* _What the exercise asks_
Repeat the entries below exactly as they appear, with no pictures.

* _Dataset rows_
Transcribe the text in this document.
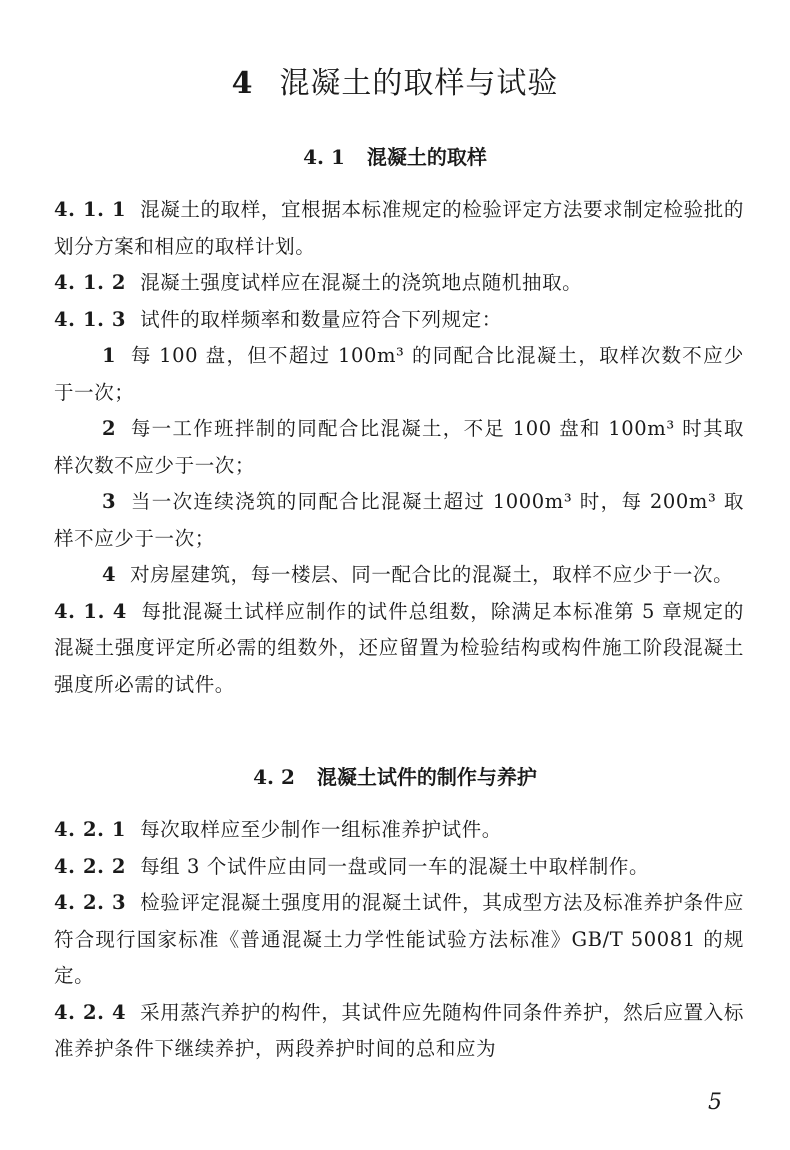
4 混凝土的取样与试验
4. 1 混凝土的取样

4. 1. 1 混凝土的取样，宜根据本标准规定的检验评定方法要求制定检验批的划分方案和相应的取样计划。

4. 1. 2 混凝土强度试样应在混凝土的浇筑地点随机抽取。

4. 1. 3 试件的取样频率和数量应符合下列规定：

1 每 100 盘，但不超过 100m³ 的同配合比混凝土，取样次数不应少于一次；

2 每一工作班拌制的同配合比混凝土，不足 100 盘和 100m³ 时其取样次数不应少于一次；

3 当一次连续浇筑的同配合比混凝土超过 1000m³ 时，每 200m³ 取样不应少于一次；

4 对房屋建筑，每一楼层、同一配合比的混凝土，取样不应少于一次。

4. 1. 4 每批混凝土试样应制作的试件总组数，除满足本标准第 5 章规定的混凝土强度评定所必需的组数外，还应留置为检验结构或构件施工阶段混凝土强度所必需的试件。

4. 2 混凝土试件的制作与养护

4. 2. 1 每次取样应至少制作一组标准养护试件。

4. 2. 2 每组 3 个试件应由同一盘或同一车的混凝土中取样制作。

4. 2. 3 检验评定混凝土强度用的混凝土试件，其成型方法及标准养护条件应符合现行国家标准《普通混凝土力学性能试验方法标准》GB/T 50081 的规定。

4. 2. 4 采用蒸汽养护的构件，其试件应先随构件同条件养护，然后应置入标准养护条件下继续养护，两段养护时间的总和应为

5
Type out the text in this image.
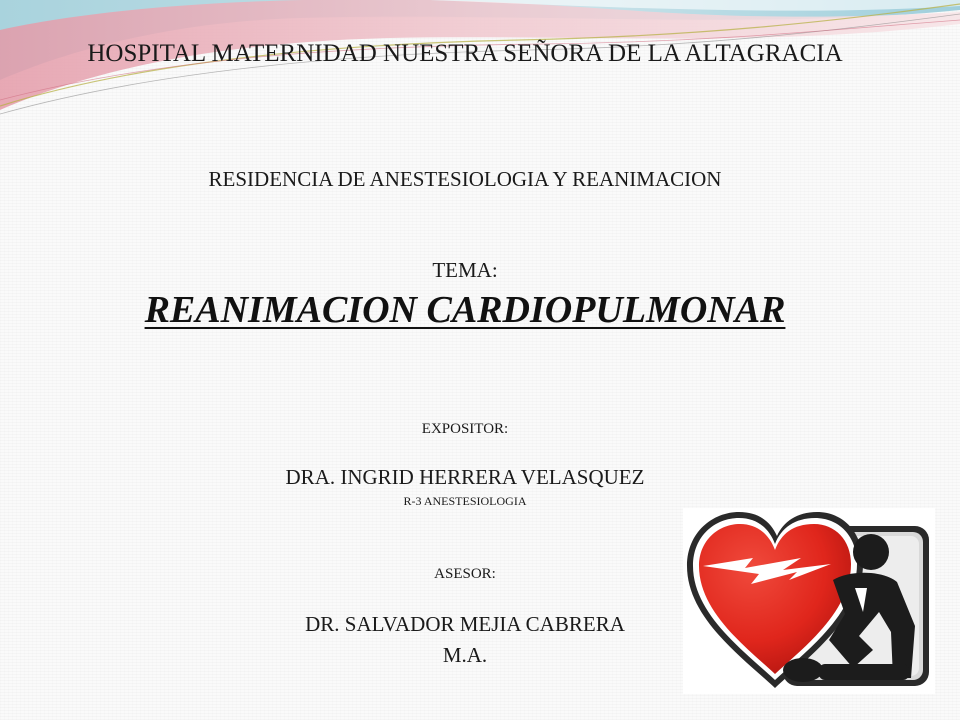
HOSPITAL MATERNIDAD NUESTRA SEÑORA DE LA ALTAGRACIA
RESIDENCIA DE ANESTESIOLOGIA Y REANIMACION
TEMA:
REANIMACION CARDIOPULMONAR
EXPOSITOR:
DRA. INGRID HERRERA VELASQUEZ
R-3 ANESTESIOLOGIA
ASESOR:
DR. SALVADOR MEJIA CABRERA
M.A.
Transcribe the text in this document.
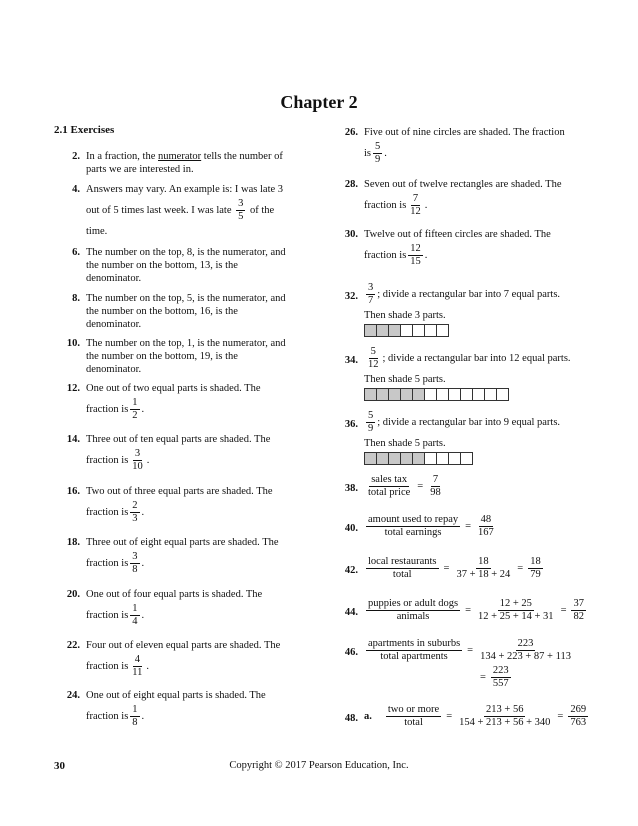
Chapter 2
2.1 Exercises
2. In a fraction, the numerator tells the number of
parts we are interested in.
4. Answers may vary. An example is: I was late 3
out of 5 times last week. I was late $\frac{3}{5}$ of the
time.
6. The number on the top, 8, is the numerator, and
the number on the bottom, 13, is the
denominator.
8. The number on the top, 5, is the numerator, and
the number on the bottom, 16, is the
denominator.
10. The number on the top, 1, is the numerator, and
the number on the bottom, 19, is the
denominator.
12. One out of two equal parts is shaded. The
fraction is $\frac{1}{2}$ .
14. Three out of ten equal parts are shaded. The
fraction is $\frac{3}{10}$ .
16. Two out of three equal parts are shaded. The
fraction is $\frac{2}{3}$ .
18. Three out of eight equal parts are shaded. The
fraction is $\frac{3}{8}$ .
20. One out of four equal parts is shaded. The
fraction is $\frac{1}{4}$ .
22. Four out of eleven equal parts are shaded. The
fraction is $\frac{4}{11}$ .
24. One out of eight equal parts is shaded. The
fraction is $\frac{1}{8}$ .
26. Five out of nine circles are shaded. The fraction
is $\frac{5}{9}$ .
28. Seven out of twelve rectangles are shaded. The
fraction is $\frac{7}{12}$ .
30. Twelve out of fifteen circles are shaded. The
fraction is $\frac{12}{15}$ .
32. $\frac{3}{7}$ ; divide a rectangular bar into 7 equal parts.
Then shade 3 parts.
34. $\frac{5}{12}$ ; divide a rectangular bar into 12 equal parts.
Then shade 5 parts.
36. $\frac{5}{9}$ ; divide a rectangular bar into 9 equal parts.
Then shade 5 parts.
38. $\frac{\text{sales tax}}{\text{total price}} = \frac{7}{98}$
40. $\frac{\text{amount used to repay}}{\text{total earnings}} = \frac{48}{167}$
42. $\frac{\text{local restaurants}}{\text{total}} = \frac{18}{37 + 18 + 24} = \frac{18}{79}$
44. $\frac{\text{puppies or adult dogs}}{\text{animals}} = \frac{12 + 25}{12 + 25 + 14 + 31} = \frac{37}{82}$
46. $\frac{\text{apartments in suburbs}}{\text{total apartments}} = \frac{223}{134 + 223 + 87 + 113}$
= $\frac{223}{557}$
48. a. $\frac{\text{two or more}}{\text{total}} = \frac{213 + 56}{154 + 213 + 56 + 340} = \frac{269}{763}$
30	Copyright © 2017 Pearson Education, Inc.
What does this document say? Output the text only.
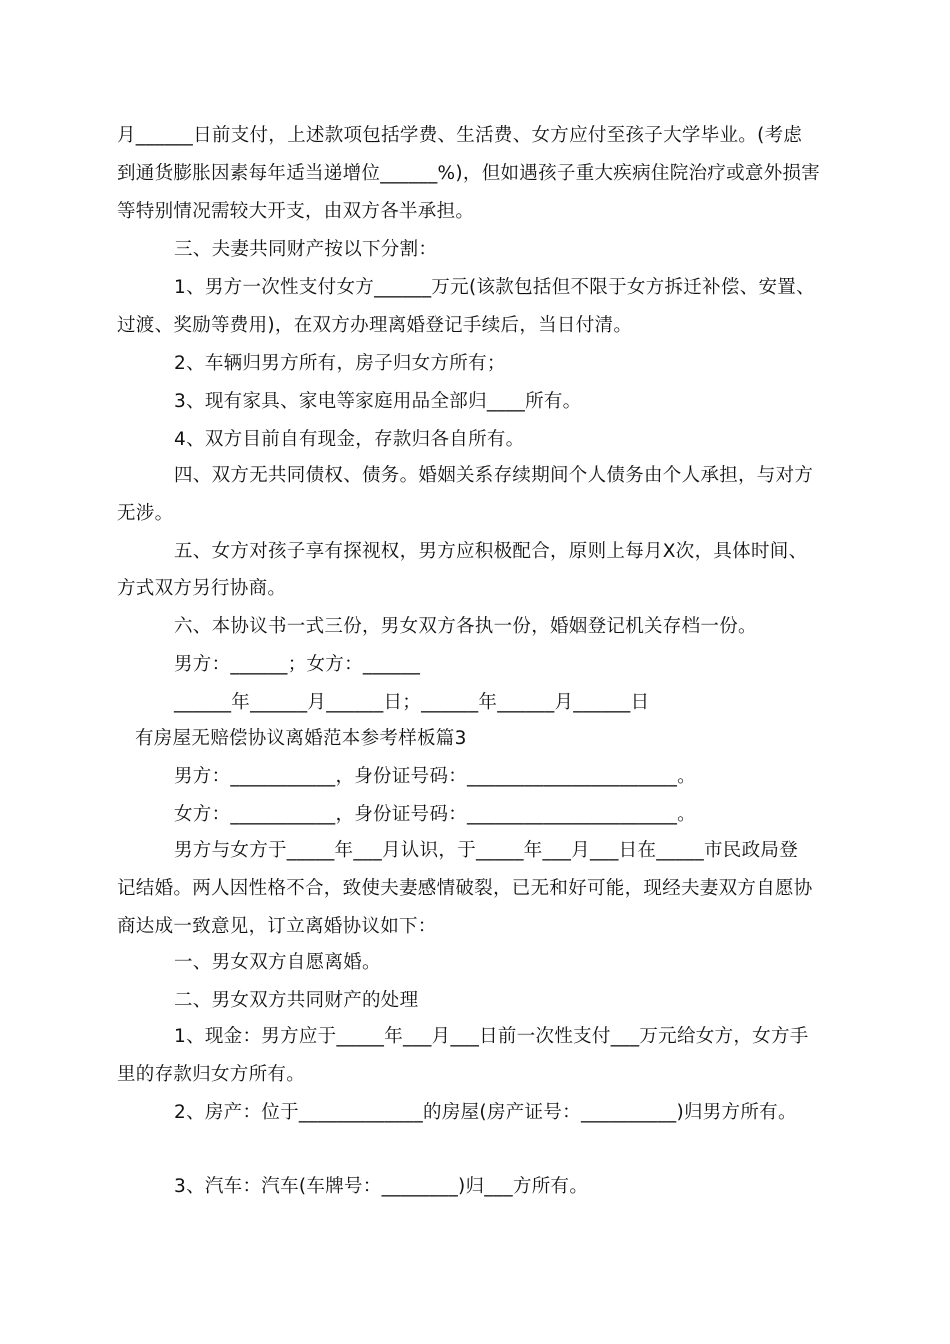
月______日前支付，上述款项包括学费、生活费、女方应付至孩子大学毕业。(考虑
到通货膨胀因素每年适当递增位______%)，但如遇孩子重大疾病住院治疗或意外损害
等特别情况需较大开支，由双方各半承担。
三、夫妻共同财产按以下分割：
1、男方一次性支付女方______万元(该款包括但不限于女方拆迁补偿、安置、
过渡、奖励等费用)，在双方办理离婚登记手续后，当日付清。
2、车辆归男方所有，房子归女方所有；
3、现有家具、家电等家庭用品全部归____所有。
4、双方目前自有现金，存款归各自所有。
四、双方无共同债权、债务。婚姻关系存续期间个人债务由个人承担，与对方
无涉。
五、女方对孩子享有探视权，男方应积极配合，原则上每月X次，具体时间、
方式双方另行协商。
六、本协议书一式三份，男女双方各执一份，婚姻登记机关存档一份。
男方：______；女方：______
______年______月______日；______年______月______日
有房屋无赔偿协议离婚范本参考样板篇3
男方：___________，身份证号码：______________________。
女方：___________，身份证号码：______________________。
男方与女方于_____年___月认识，于_____年___月___日在_____市民政局登
记结婚。两人因性格不合，致使夫妻感情破裂，已无和好可能，现经夫妻双方自愿协
商达成一致意见，订立离婚协议如下：
一、男女双方自愿离婚。
二、男女双方共同财产的处理
1、现金：男方应于_____年___月___日前一次性支付___万元给女方，女方手
里的存款归女方所有。
2、房产：位于_____________的房屋(房产证号：__________)归男方所有。
3、汽车：汽车(车牌号：________)归___方所有。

* _Solution for this exercise_
Transcribe the text in this document.
4 混凝土的取样与试验
4. 1 混凝土的取样

4. 1. 1 混凝土的取样，宜根据本标准规定的检验评定方法要求制定检验批的划分方案和相应的取样计划。

4. 1. 2 混凝土强度试样应在混凝土的浇筑地点随机抽取。

4. 1. 3 试件的取样频率和数量应符合下列规定：

1 每 100 盘，但不超过 100m³ 的同配合比混凝土，取样次数不应少于一次；

2 每一工作班拌制的同配合比混凝土，不足 100 盘和 100m³ 时其取样次数不应少于一次；

3 当一次连续浇筑的同配合比混凝土超过 1000m³ 时，每 200m³ 取样不应少于一次；

4 对房屋建筑，每一楼层、同一配合比的混凝土，取样不应少于一次。

4. 1. 4 每批混凝土试样应制作的试件总组数，除满足本标准第 5 章规定的混凝土强度评定所必需的组数外，还应留置为检验结构或构件施工阶段混凝土强度所必需的试件。

4. 2 混凝土试件的制作与养护

4. 2. 1 每次取样应至少制作一组标准养护试件。

4. 2. 2 每组 3 个试件应由同一盘或同一车的混凝土中取样制作。

4. 2. 3 检验评定混凝土强度用的混凝土试件，其成型方法及标准养护条件应符合现行国家标准《普通混凝土力学性能试验方法标准》GB/T 50081 的规定。

4. 2. 4 采用蒸汽养护的构件，其试件应先随构件同条件养护，然后应置入标准养护条件下继续养护，两段养护时间的总和应为

5
Type out the text in this image.
HOSPITAL MATERNIDAD NUESTRA SEÑORA DE LA ALTAGRACIA
RESIDENCIA DE ANESTESIOLOGIA Y REANIMACION
TEMA:
REANIMACION CARDIOPULMONAR
EXPOSITOR:
DRA. INGRID HERRERA VELASQUEZ
R-3 ANESTESIOLOGIA
ASESOR:
DR. SALVADOR MEJIA CABRERA
M.A.
Transcribe the text in this document.
Chapter 2
2.1 Exercises
2. In a fraction, the numerator tells the number of
parts we are interested in.
4. Answers may vary. An example is: I was late 3
out of 5 times last week. I was late $\frac{3}{5}$ of the
time.
6. The number on the top, 8, is the numerator, and
the number on the bottom, 13, is the
denominator.
8. The number on the top, 5, is the numerator, and
the number on the bottom, 16, is the
denominator.
10. The number on the top, 1, is the numerator, and
the number on the bottom, 19, is the
denominator.
12. One out of two equal parts is shaded. The
fraction is $\frac{1}{2}$ .
14. Three out of ten equal parts are shaded. The
fraction is $\frac{3}{10}$ .
16. Two out of three equal parts are shaded. The
fraction is $\frac{2}{3}$ .
18. Three out of eight equal parts are shaded. The
fraction is $\frac{3}{8}$ .
20. One out of four equal parts is shaded. The
fraction is $\frac{1}{4}$ .
22. Four out of eleven equal parts are shaded. The
fraction is $\frac{4}{11}$ .
24. One out of eight equal parts is shaded. The
fraction is $\frac{1}{8}$ .
26. Five out of nine circles are shaded. The fraction
is $\frac{5}{9}$ .
28. Seven out of twelve rectangles are shaded. The
fraction is $\frac{7}{12}$ .
30. Twelve out of fifteen circles are shaded. The
fraction is $\frac{12}{15}$ .
32. $\frac{3}{7}$ ; divide a rectangular bar into 7 equal parts.
Then shade 3 parts.
34. $\frac{5}{12}$ ; divide a rectangular bar into 12 equal parts.
Then shade 5 parts.
36. $\frac{5}{9}$ ; divide a rectangular bar into 9 equal parts.
Then shade 5 parts.
38. $\frac{\text{sales tax}}{\text{total price}} = \frac{7}{98}$
40. $\frac{\text{amount used to repay}}{\text{total earnings}} = \frac{48}{167}$
42. $\frac{\text{local restaurants}}{\text{total}} = \frac{18}{37 + 18 + 24} = \frac{18}{79}$
44. $\frac{\text{puppies or adult dogs}}{\text{animals}} = \frac{12 + 25}{12 + 25 + 14 + 31} = \frac{37}{82}$
46. $\frac{\text{apartments in suburbs}}{\text{total apartments}} = \frac{223}{134 + 223 + 87 + 113}$
= $\frac{223}{557}$
48. a. $\frac{\text{two or more}}{\text{total}} = \frac{213 + 56}{154 + 213 + 56 + 340} = \frac{269}{763}$
30	Copyright © 2017 Pearson Education, Inc.
What does this document say? Output the text only.
月______日前支付，上述款项包括学费、生活费、女方应付至孩子大学毕业。(考虑
到通货膨胀因素每年适当递增位______%)，但如遇孩子重大疾病住院治疗或意外损害
等特别情况需较大开支，由双方各半承担。
三、夫妻共同财产按以下分割：
1、男方一次性支付女方______万元(该款包括但不限于女方拆迁补偿、安置、
过渡、奖励等费用)，在双方办理离婚登记手续后，当日付清。
2、车辆归男方所有，房子归女方所有；
3、现有家具、家电等家庭用品全部归____所有。
4、双方目前自有现金，存款归各自所有。
四、双方无共同债权、债务。婚姻关系存续期间个人债务由个人承担，与对方
无涉。
五、女方对孩子享有探视权，男方应积极配合，原则上每月X次，具体时间、
方式双方另行协商。
六、本协议书一式三份，男女双方各执一份，婚姻登记机关存档一份。
男方：______；女方：______
______年______月______日；______年______月______日
有房屋无赔偿协议离婚范本参考样板篇3
男方：___________，身份证号码：______________________。
女方：___________，身份证号码：______________________。
男方与女方于_____年___月认识，于_____年___月___日在_____市民政局登
记结婚。两人因性格不合，致使夫妻感情破裂，已无和好可能，现经夫妻双方自愿协
商达成一致意见，订立离婚协议如下：
一、男女双方自愿离婚。
二、男女双方共同财产的处理
1、现金：男方应于_____年___月___日前一次性支付___万元给女方，女方手
里的存款归女方所有。
2、房产：位于_____________的房屋(房产证号：__________)归男方所有。
3、汽车：汽车(车牌号：________)归___方所有。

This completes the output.